*Stated task*.
Among the records below, find each line that includes the string "text" and copy it.

*Records supplied*.
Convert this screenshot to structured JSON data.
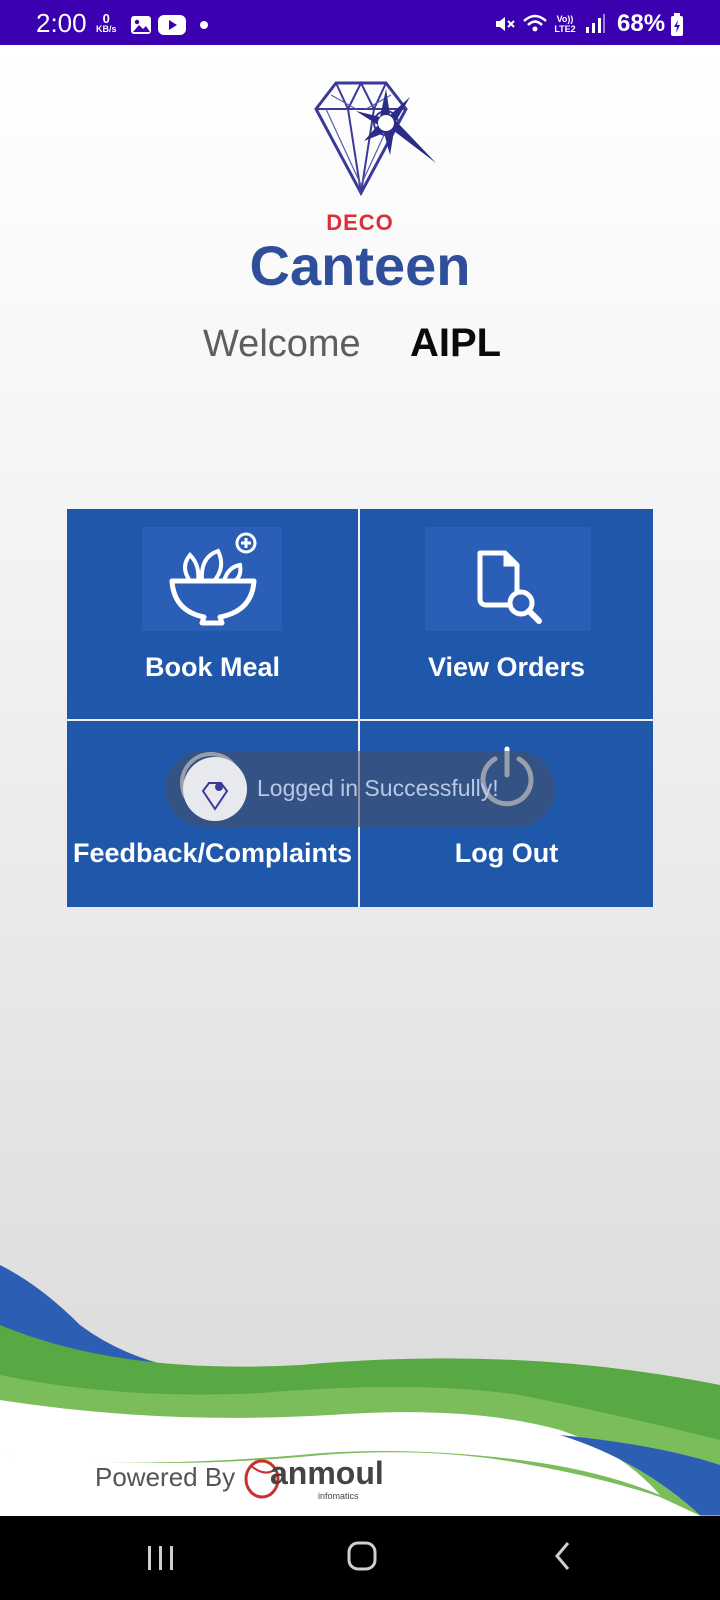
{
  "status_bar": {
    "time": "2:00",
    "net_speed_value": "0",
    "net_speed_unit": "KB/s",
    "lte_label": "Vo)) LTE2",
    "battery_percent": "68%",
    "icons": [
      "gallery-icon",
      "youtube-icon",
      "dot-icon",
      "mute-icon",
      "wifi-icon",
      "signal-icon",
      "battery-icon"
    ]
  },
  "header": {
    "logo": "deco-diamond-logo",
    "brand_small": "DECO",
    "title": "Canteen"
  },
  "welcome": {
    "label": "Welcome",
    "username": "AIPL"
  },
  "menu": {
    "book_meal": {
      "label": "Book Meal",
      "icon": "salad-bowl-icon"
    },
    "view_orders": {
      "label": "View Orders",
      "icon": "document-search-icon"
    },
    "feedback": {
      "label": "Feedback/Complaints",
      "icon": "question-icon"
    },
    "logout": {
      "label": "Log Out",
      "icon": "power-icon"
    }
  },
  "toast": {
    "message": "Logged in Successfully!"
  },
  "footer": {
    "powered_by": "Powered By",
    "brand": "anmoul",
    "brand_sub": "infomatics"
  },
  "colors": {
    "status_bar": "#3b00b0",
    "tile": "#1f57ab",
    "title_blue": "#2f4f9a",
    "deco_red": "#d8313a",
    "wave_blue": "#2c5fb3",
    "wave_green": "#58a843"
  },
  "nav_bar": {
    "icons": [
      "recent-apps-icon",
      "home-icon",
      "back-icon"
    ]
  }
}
---
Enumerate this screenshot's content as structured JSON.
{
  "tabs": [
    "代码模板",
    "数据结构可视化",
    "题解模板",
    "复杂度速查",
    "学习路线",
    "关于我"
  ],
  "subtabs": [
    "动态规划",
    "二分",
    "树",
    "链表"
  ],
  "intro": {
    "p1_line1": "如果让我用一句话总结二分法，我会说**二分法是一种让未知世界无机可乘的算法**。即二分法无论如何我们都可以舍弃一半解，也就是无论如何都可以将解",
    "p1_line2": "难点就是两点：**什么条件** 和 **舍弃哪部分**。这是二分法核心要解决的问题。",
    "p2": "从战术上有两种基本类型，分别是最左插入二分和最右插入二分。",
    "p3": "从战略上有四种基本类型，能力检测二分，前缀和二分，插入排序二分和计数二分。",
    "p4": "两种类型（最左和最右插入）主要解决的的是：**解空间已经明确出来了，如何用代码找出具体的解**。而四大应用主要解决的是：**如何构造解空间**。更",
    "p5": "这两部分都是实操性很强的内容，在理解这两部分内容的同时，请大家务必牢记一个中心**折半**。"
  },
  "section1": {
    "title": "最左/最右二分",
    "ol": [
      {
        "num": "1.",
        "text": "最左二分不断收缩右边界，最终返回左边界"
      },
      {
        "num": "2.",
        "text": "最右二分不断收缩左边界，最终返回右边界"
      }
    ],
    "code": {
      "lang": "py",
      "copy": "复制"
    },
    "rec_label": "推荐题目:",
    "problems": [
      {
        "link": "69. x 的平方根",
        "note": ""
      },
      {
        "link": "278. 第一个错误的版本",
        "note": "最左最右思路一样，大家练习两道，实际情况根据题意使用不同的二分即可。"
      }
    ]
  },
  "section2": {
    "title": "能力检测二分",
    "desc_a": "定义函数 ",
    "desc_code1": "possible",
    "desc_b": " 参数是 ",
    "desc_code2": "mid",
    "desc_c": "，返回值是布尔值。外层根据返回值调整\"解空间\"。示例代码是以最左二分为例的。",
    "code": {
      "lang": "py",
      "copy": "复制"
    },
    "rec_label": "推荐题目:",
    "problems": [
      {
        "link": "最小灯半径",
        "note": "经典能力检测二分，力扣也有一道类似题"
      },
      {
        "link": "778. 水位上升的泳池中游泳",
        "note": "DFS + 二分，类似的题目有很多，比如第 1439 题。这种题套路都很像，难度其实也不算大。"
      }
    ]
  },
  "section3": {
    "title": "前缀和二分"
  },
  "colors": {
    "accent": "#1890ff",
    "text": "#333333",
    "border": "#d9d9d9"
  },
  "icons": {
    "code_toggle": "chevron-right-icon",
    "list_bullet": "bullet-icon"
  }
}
--
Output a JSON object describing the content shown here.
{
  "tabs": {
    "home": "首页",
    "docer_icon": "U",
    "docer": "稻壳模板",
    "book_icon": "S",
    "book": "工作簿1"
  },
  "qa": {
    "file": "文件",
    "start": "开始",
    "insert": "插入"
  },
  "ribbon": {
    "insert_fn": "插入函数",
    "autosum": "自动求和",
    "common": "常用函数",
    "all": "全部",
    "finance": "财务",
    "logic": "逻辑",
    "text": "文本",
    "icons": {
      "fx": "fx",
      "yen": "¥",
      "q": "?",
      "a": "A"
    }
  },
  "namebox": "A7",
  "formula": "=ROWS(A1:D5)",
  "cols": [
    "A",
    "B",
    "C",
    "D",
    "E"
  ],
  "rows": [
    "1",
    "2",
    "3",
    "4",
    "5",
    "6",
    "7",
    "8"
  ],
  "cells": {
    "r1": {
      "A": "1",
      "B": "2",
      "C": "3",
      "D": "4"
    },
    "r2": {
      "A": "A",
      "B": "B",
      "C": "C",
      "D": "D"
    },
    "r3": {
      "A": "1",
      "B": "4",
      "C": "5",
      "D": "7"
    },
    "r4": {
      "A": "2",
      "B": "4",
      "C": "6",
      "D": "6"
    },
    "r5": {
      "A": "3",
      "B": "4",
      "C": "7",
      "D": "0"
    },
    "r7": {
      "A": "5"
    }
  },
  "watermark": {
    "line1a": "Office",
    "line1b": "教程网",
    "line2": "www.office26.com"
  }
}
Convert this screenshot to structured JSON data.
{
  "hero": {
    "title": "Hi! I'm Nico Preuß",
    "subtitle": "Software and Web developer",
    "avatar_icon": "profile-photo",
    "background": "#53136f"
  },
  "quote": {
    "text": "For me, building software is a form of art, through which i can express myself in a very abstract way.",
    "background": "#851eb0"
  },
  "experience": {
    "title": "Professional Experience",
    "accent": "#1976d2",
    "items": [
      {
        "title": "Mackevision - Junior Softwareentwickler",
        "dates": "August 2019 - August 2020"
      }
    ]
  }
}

*Answer*.
        "text": "最左二分不断收缩右边界，最终返回左边界"
        "text": "最右二分不断收缩左边界，最终返回右边界"
    "text": "#333333",
    "text": "文本",
    "text": "For me, building software is a form of art, through which i can express myself in a very abstract way.",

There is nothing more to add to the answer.